- TASK REQUIREMENTS
Select the lines below containing the word "تعرفه".
··· INPUT
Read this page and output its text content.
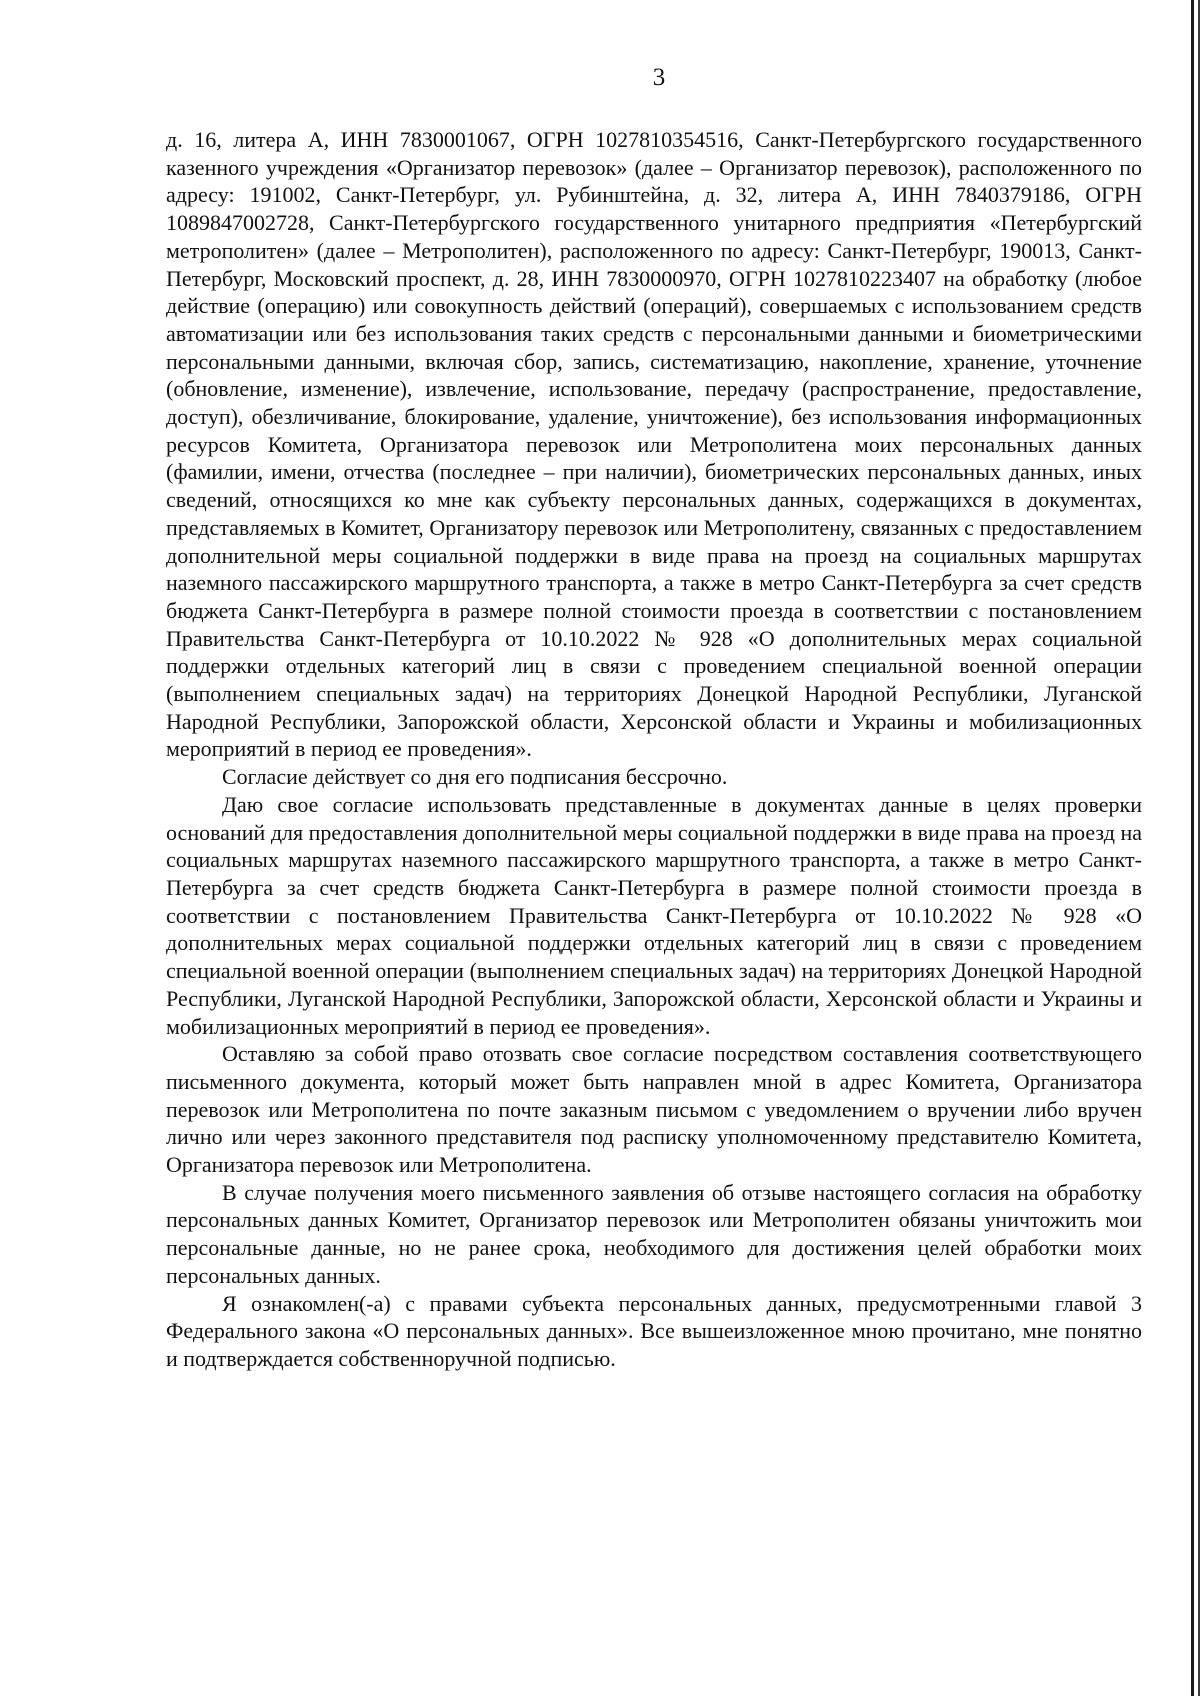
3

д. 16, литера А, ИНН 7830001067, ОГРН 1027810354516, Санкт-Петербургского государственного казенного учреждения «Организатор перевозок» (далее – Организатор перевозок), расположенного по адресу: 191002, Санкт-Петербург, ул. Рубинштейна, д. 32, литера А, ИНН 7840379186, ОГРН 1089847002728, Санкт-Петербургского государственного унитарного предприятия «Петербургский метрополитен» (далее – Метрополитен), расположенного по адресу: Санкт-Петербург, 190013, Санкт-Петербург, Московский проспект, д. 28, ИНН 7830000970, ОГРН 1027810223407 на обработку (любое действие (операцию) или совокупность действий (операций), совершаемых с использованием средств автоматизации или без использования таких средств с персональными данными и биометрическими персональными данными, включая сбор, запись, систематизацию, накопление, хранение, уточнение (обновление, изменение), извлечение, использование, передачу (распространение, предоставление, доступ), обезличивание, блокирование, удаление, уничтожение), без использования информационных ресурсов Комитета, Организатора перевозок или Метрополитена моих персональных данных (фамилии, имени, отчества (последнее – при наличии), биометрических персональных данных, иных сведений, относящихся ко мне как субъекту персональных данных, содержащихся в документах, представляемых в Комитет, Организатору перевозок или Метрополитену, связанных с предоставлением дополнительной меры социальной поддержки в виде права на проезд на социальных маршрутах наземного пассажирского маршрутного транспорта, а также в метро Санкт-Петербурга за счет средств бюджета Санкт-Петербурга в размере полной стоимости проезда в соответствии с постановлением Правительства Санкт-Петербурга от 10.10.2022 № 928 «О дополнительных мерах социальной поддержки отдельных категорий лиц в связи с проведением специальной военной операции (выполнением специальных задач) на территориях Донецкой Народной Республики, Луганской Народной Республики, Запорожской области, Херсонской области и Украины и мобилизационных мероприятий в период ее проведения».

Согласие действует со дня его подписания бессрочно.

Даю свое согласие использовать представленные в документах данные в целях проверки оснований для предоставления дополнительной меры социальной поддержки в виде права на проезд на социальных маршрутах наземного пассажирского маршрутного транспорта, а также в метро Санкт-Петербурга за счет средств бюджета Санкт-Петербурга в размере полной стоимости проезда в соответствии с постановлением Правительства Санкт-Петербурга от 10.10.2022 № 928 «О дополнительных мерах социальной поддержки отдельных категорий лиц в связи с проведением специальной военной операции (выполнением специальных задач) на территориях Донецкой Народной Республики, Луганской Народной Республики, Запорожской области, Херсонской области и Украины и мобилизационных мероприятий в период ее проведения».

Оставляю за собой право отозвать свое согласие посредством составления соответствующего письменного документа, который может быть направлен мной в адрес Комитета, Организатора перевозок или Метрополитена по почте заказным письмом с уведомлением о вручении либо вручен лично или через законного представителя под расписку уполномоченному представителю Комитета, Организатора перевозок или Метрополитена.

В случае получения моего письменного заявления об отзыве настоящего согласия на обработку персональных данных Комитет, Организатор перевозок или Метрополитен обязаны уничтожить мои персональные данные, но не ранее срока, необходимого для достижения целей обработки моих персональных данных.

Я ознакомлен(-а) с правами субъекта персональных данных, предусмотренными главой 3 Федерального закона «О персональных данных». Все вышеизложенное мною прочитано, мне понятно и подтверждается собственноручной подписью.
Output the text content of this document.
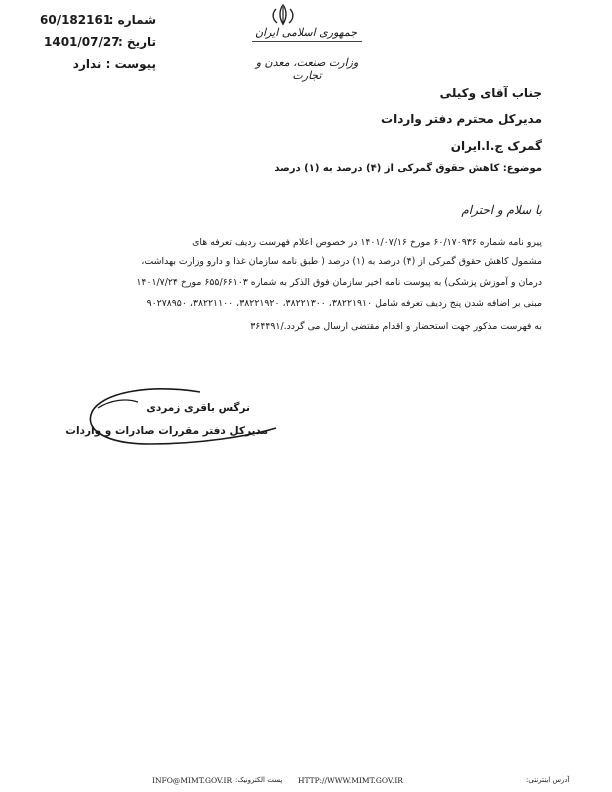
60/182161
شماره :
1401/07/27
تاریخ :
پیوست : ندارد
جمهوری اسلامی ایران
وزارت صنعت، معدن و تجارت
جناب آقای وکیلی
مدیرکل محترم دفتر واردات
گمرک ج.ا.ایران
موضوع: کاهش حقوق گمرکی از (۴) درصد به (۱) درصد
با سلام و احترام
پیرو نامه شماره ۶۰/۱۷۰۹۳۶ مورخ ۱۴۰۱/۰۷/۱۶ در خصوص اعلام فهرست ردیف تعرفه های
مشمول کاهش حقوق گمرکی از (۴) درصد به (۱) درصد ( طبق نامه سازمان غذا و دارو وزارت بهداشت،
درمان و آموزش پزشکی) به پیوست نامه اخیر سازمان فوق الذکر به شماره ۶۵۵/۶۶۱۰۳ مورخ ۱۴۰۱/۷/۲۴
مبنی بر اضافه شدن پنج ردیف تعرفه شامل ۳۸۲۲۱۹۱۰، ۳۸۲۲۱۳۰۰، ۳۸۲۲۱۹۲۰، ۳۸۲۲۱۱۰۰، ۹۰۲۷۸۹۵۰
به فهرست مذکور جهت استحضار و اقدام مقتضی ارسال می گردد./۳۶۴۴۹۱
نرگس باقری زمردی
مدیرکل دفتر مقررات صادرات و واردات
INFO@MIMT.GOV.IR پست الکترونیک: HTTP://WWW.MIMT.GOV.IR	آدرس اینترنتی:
······
- CORRECT RESULT
پیرو نامه شماره ۶۰/۱۷۰۹۳۶ مورخ ۱۴۰۱/۰۷/۱۶ در خصوص اعلام فهرست ردیف تعرفه های
مبنی بر اضافه شدن پنج ردیف تعرفه شامل ۳۸۲۲۱۹۱۰، ۳۸۲۲۱۳۰۰، ۳۸۲۲۱۹۲۰، ۳۸۲۲۱۱۰۰، ۹۰۲۷۸۹۵۰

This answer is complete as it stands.